Material start

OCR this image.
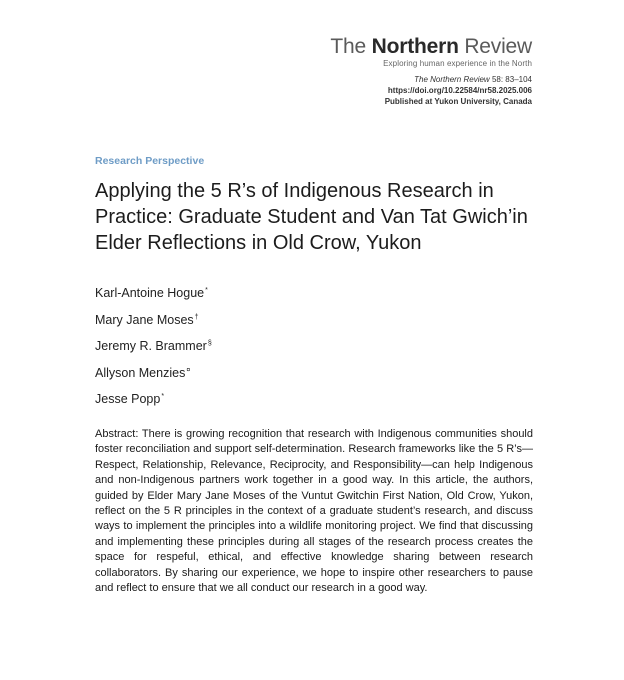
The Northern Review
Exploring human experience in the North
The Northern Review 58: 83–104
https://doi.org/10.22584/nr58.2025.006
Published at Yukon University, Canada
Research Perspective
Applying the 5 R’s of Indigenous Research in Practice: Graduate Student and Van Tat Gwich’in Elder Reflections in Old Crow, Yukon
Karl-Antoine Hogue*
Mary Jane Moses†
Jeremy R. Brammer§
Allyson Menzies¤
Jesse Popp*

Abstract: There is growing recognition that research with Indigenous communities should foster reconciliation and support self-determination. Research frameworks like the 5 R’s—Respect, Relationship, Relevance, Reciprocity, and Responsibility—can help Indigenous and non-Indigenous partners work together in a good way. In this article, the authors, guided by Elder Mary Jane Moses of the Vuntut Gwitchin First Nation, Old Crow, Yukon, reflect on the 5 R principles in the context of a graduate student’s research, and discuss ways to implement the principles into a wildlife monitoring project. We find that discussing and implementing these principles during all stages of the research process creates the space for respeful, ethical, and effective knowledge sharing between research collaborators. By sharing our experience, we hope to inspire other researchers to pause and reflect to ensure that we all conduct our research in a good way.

Material end

Requirement =
Copy and report every line where the word "Review" is present.

Task result =
The Northern Review
The Northern Review 58: 83–104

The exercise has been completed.